--- Raw records ---

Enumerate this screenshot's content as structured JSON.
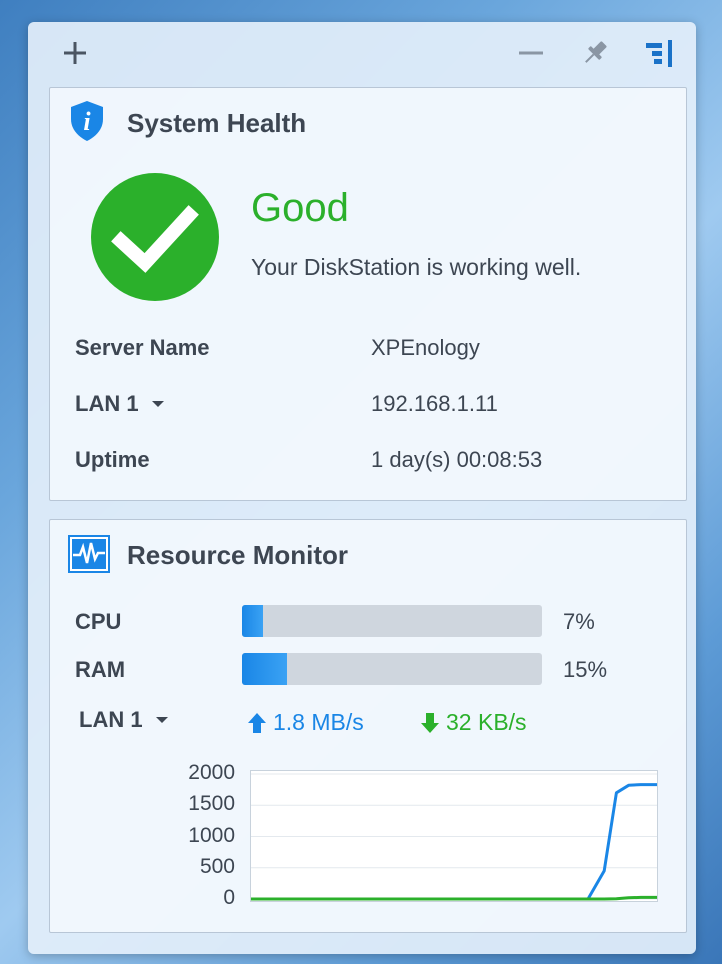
{
  "toolbar": {
    "add_icon": "plus-icon",
    "minimize_icon": "minus-icon",
    "pin_icon": "pin-icon",
    "panel_icon": "panel-toggle-icon"
  },
  "system_health": {
    "title": "System Health",
    "status": "Good",
    "status_message": "Your DiskStation is working well.",
    "status_color": "#2bb02b",
    "rows": [
      {
        "label": "Server Name",
        "value": "XPEnology"
      },
      {
        "label": "LAN 1",
        "value": "192.168.1.11"
      },
      {
        "label": "Uptime",
        "value": "1 day(s) 00:08:53"
      }
    ]
  },
  "resource_monitor": {
    "title": "Resource Monitor",
    "cpu": {
      "label": "CPU",
      "percent_text": "7%",
      "percent": 7
    },
    "ram": {
      "label": "RAM",
      "percent_text": "15%",
      "percent": 15
    },
    "lan": {
      "label": "LAN 1",
      "upload": "1.8 MB/s",
      "download": "32 KB/s"
    },
    "colors": {
      "upload": "#1a86e6",
      "download": "#2bb02b"
    }
  },
  "chart_data": {
    "type": "line",
    "ylim": [
      0,
      2000
    ],
    "yticks": [
      "2000",
      "1500",
      "1000",
      "500",
      "0"
    ],
    "x": [
      0,
      0.5,
      0.62,
      0.7,
      0.83,
      0.87,
      0.9,
      0.93,
      0.96,
      1.0
    ],
    "series": [
      {
        "values": [
          0,
          0,
          0,
          0,
          0,
          450,
          1700,
          1820,
          1830,
          1830
        ],
        "color": "#1a86e6"
      },
      {
        "values": [
          0,
          0,
          0,
          0,
          0,
          0,
          5,
          20,
          25,
          25
        ],
        "color": "#2bb02b"
      }
    ]
  }
}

--- Set task ---
What is the number of lines holding the word "icon"? State it alone.

--- Solution for this exercise ---
4